━━━ EXCERPTED DATA

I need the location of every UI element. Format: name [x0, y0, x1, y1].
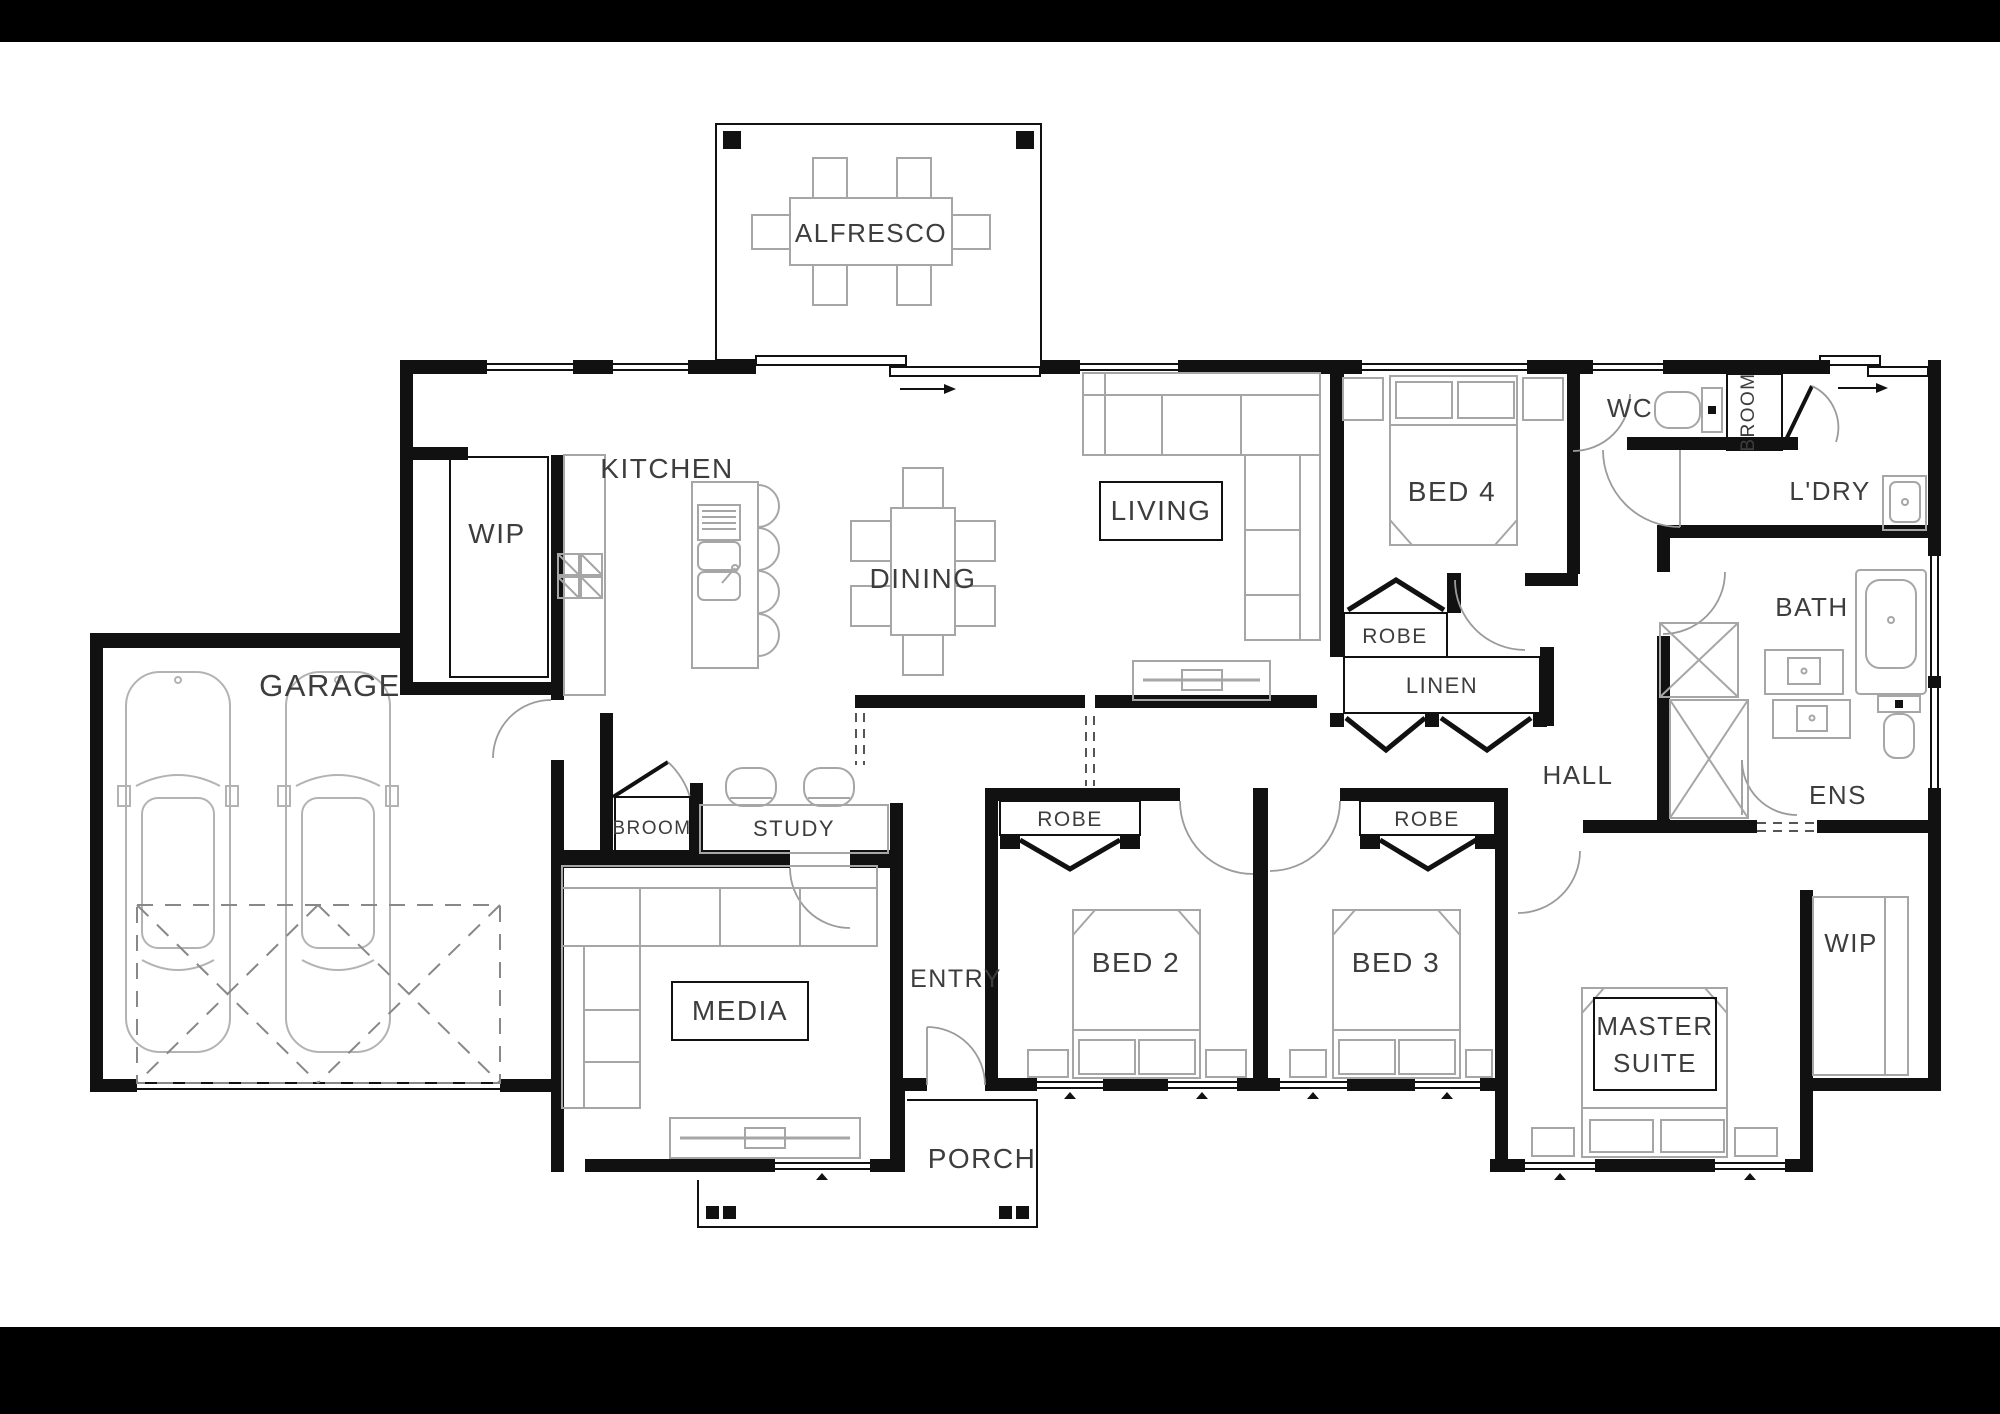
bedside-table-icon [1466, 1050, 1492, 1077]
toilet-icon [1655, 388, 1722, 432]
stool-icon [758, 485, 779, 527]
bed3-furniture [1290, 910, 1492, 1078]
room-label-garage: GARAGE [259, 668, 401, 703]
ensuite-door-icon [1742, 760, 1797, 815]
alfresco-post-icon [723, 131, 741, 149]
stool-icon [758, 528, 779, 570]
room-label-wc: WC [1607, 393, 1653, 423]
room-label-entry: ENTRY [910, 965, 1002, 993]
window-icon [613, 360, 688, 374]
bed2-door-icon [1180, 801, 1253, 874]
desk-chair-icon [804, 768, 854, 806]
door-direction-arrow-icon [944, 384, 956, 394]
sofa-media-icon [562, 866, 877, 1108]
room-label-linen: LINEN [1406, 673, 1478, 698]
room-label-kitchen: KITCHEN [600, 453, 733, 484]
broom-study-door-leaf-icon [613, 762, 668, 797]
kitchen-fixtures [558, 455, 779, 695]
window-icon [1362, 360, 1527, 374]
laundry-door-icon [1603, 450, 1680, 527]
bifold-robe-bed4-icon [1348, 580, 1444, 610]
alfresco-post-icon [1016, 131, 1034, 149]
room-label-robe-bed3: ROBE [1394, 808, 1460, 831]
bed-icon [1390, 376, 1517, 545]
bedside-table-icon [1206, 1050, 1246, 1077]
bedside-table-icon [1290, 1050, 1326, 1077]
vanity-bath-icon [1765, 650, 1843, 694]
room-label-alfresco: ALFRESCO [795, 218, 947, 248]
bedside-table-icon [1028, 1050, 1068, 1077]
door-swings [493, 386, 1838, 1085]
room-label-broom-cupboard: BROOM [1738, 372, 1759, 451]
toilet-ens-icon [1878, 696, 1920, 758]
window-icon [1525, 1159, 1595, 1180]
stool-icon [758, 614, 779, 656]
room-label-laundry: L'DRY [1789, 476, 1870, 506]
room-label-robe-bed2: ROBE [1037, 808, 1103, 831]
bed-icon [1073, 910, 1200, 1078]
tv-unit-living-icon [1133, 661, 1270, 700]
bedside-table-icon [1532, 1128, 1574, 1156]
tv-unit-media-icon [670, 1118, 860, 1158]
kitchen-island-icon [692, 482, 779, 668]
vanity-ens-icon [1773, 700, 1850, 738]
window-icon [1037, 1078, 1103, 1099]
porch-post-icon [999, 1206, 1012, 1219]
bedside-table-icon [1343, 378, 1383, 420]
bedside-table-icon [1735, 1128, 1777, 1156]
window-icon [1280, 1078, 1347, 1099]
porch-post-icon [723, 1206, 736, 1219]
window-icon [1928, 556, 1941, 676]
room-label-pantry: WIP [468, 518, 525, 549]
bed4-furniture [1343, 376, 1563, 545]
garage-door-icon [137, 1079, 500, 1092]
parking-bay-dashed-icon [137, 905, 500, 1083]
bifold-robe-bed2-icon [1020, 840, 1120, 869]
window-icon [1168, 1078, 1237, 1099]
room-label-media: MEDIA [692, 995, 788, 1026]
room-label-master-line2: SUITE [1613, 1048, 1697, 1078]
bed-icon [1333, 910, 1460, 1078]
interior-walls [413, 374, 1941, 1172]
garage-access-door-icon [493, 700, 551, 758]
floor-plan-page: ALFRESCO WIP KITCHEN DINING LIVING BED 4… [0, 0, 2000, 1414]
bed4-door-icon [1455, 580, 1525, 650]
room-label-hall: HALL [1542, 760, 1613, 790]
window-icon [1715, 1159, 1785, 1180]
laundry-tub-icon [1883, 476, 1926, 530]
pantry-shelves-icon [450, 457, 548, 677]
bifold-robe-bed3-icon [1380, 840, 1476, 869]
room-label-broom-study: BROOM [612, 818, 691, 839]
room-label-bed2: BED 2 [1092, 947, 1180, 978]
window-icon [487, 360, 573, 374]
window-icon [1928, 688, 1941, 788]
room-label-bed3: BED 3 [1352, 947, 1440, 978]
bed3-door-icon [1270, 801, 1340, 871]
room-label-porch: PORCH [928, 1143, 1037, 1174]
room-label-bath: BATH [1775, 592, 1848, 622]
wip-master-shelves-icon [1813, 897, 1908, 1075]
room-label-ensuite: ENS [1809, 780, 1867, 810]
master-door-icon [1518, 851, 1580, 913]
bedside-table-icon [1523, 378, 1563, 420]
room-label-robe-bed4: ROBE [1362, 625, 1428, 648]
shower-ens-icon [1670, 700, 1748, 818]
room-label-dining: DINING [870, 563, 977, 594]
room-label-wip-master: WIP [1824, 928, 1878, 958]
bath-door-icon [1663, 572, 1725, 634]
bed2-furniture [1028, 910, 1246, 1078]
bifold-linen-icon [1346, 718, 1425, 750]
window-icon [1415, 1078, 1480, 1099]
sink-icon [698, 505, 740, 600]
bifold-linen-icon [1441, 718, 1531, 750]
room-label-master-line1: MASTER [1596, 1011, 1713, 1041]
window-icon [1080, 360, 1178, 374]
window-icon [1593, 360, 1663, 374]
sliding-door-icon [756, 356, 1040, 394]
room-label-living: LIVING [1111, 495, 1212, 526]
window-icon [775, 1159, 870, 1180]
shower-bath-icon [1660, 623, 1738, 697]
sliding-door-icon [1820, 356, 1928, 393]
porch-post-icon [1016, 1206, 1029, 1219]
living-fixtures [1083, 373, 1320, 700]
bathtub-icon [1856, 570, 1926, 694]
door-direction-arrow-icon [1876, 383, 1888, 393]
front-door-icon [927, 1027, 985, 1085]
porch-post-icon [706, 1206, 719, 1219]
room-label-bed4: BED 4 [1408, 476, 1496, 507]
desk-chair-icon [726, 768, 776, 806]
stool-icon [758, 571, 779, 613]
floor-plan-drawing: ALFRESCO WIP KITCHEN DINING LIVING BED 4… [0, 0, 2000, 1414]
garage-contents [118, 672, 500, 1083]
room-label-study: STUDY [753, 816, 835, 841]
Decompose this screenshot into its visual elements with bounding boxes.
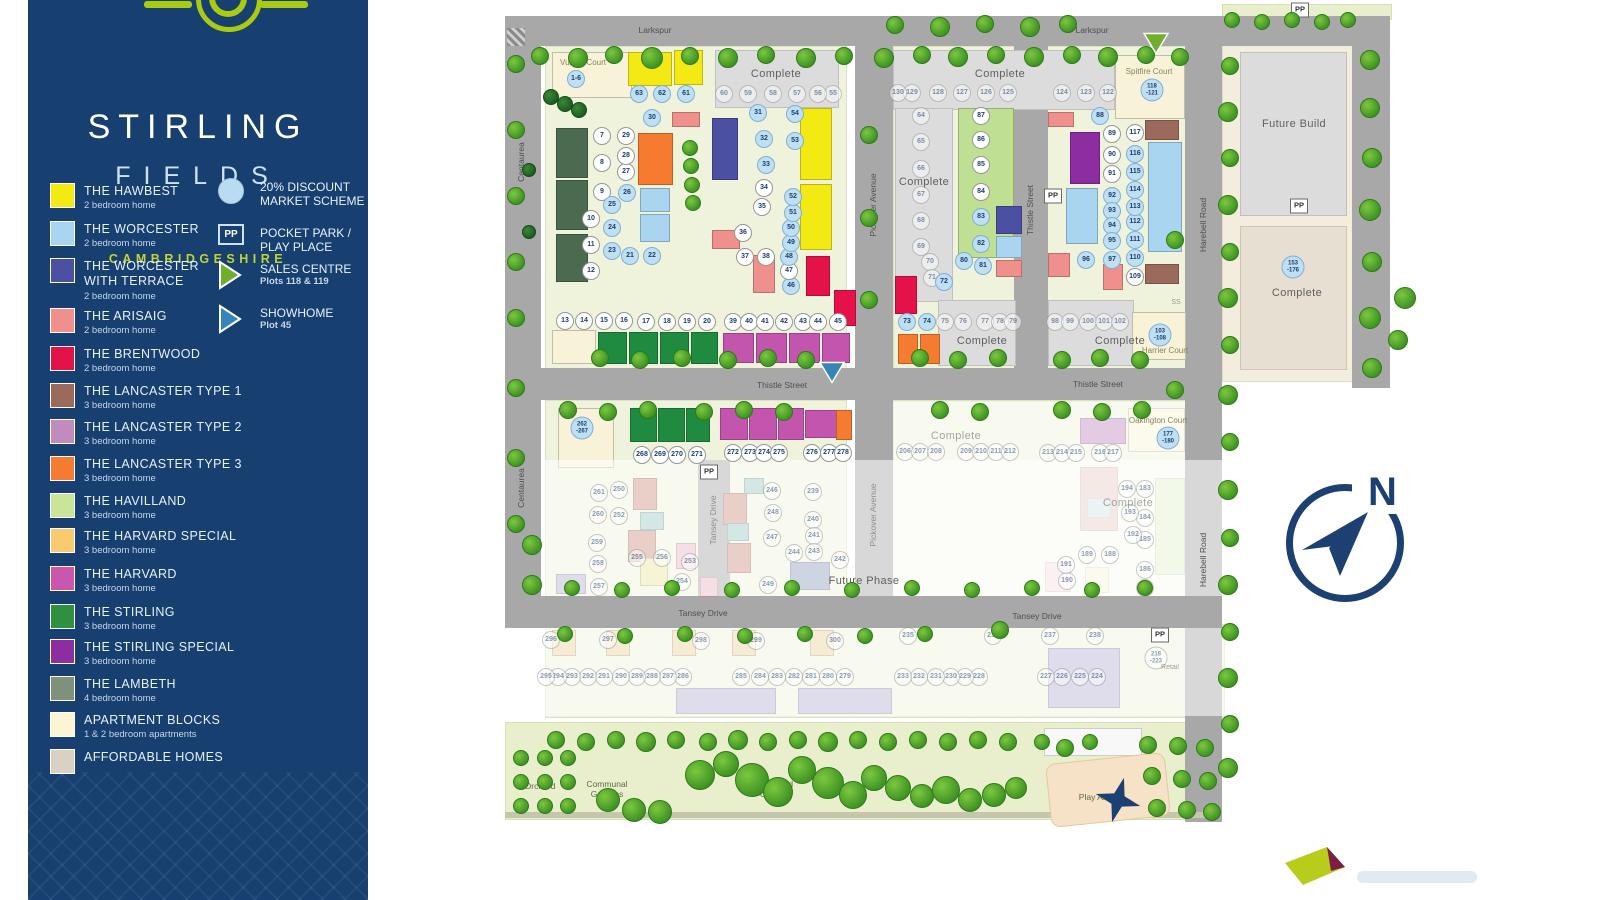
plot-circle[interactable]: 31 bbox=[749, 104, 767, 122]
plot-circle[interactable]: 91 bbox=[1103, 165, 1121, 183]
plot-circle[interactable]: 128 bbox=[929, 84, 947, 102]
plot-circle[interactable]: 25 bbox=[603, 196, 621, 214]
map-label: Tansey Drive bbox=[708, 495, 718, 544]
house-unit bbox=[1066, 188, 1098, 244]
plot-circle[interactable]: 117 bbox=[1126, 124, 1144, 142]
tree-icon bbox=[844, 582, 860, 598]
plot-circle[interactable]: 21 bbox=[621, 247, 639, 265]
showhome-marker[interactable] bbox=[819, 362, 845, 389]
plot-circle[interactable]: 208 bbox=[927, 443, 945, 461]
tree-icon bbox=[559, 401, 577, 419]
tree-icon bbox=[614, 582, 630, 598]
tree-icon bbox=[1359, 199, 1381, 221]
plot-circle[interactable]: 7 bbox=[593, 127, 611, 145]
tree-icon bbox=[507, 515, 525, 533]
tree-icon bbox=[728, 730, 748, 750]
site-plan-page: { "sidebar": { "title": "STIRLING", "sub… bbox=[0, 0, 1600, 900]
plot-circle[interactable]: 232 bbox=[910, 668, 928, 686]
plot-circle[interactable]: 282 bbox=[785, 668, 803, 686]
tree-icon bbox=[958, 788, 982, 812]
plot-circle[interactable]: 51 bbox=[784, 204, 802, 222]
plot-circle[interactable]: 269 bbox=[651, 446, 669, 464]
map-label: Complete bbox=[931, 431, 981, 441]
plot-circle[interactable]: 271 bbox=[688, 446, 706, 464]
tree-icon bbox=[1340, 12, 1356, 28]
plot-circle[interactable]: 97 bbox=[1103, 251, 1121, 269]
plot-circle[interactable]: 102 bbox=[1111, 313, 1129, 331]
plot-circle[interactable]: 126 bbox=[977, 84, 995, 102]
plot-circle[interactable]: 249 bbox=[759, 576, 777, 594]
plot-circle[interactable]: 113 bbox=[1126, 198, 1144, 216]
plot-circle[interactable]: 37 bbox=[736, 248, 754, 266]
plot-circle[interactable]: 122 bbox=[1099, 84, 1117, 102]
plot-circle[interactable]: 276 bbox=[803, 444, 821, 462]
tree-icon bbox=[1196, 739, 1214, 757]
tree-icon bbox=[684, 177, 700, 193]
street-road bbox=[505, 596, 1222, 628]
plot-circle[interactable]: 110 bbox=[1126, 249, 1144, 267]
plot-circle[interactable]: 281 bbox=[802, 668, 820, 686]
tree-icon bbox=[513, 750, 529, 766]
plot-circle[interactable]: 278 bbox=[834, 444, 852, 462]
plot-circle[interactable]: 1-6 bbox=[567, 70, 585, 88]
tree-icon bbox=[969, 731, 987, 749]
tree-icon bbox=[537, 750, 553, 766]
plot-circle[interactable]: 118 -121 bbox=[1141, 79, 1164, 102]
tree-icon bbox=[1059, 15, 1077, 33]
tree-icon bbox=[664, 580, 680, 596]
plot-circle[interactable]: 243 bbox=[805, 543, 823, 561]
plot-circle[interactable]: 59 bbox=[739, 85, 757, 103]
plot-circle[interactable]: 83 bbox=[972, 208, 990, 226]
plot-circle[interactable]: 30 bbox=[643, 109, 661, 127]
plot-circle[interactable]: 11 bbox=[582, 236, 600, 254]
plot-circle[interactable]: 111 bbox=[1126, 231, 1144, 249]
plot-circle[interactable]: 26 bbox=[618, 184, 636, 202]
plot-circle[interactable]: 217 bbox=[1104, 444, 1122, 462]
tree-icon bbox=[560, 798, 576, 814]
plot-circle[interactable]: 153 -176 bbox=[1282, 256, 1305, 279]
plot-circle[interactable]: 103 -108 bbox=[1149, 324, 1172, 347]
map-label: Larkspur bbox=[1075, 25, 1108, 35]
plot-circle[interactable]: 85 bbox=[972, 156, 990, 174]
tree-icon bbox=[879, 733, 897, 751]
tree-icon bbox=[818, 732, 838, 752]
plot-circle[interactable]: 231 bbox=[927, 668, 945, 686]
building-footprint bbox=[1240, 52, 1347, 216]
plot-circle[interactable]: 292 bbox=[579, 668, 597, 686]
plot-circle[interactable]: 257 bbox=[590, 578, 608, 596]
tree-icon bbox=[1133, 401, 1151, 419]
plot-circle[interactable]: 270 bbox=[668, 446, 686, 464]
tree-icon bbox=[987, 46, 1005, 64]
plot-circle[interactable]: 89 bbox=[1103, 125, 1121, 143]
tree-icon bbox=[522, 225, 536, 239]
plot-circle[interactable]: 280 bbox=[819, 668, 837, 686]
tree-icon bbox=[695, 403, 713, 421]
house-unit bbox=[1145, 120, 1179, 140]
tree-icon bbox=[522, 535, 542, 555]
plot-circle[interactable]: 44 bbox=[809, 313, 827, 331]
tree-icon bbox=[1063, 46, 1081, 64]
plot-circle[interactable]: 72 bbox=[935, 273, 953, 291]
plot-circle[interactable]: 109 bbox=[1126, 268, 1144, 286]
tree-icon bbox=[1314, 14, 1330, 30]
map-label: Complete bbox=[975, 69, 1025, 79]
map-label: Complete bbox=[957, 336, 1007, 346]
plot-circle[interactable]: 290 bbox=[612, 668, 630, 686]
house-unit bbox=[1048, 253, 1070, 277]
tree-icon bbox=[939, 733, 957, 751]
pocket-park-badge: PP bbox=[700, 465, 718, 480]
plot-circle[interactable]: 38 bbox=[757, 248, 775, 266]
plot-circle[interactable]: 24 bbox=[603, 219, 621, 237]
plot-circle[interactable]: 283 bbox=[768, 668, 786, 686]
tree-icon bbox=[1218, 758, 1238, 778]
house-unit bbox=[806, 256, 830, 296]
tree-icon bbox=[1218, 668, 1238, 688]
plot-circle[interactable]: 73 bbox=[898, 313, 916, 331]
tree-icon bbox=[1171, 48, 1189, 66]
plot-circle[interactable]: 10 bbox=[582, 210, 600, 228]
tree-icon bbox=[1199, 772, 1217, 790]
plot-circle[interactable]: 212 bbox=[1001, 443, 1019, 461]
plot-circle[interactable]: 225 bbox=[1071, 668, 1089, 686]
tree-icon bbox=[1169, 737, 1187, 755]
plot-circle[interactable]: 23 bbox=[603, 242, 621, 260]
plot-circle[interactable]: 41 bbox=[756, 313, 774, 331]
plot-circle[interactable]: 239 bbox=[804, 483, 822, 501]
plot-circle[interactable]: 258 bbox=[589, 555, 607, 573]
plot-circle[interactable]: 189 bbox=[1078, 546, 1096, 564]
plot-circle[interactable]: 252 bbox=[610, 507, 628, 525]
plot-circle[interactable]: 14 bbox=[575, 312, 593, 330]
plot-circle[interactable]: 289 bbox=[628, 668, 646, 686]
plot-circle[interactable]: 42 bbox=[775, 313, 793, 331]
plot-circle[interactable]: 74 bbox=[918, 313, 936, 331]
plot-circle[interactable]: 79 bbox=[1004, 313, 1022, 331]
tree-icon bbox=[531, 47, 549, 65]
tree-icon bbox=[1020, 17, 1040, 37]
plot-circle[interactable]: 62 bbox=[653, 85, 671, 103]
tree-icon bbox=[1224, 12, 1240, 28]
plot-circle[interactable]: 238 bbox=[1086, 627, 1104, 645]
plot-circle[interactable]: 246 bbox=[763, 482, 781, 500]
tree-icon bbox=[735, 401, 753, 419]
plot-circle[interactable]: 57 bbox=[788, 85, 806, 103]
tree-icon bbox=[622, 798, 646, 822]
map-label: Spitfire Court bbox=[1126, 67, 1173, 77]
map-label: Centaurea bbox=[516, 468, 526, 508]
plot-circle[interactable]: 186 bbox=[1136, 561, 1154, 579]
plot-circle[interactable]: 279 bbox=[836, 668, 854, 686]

━━━━━━

**TASK TO CARRY OUT**: Change "house-unit" to "house-block" in the items. Start at the line that has "plot-circle[interactable]: 31 bbox=[749, 104, 767, 122]" and stop after the line that has "tree-icon bbox=[958, 788, 982, 812]". Return only those lines, with everything else left as it is.

**OUTPUT OF THE TASK**:
plot-circle[interactable]: 31 bbox=[749, 104, 767, 122]
plot-circle[interactable]: 91 bbox=[1103, 165, 1121, 183]
plot-circle[interactable]: 128 bbox=[929, 84, 947, 102]
plot-circle[interactable]: 25 bbox=[603, 196, 621, 214]
map-label: Tansey Drive bbox=[708, 495, 718, 544]
house-block bbox=[1066, 188, 1098, 244]
plot-circle[interactable]: 117 bbox=[1126, 124, 1144, 142]
tree-icon bbox=[844, 582, 860, 598]
plot-circle[interactable]: 21 bbox=[621, 247, 639, 265]
showhome-marker[interactable] bbox=[819, 362, 845, 389]
plot-circle[interactable]: 208 bbox=[927, 443, 945, 461]
tree-icon bbox=[559, 401, 577, 419]
tree-icon bbox=[614, 582, 630, 598]
tree-icon bbox=[1359, 199, 1381, 221]
plot-circle[interactable]: 7 bbox=[593, 127, 611, 145]
tree-icon bbox=[507, 515, 525, 533]
tree-icon bbox=[728, 730, 748, 750]
site-plan-page: { "sidebar": { "title": "STIRLING", "sub… bbox=[0, 0, 1600, 900]
plot-circle[interactable]: 232 bbox=[910, 668, 928, 686]
plot-circle[interactable]: 282 bbox=[785, 668, 803, 686]
tree-icon bbox=[958, 788, 982, 812]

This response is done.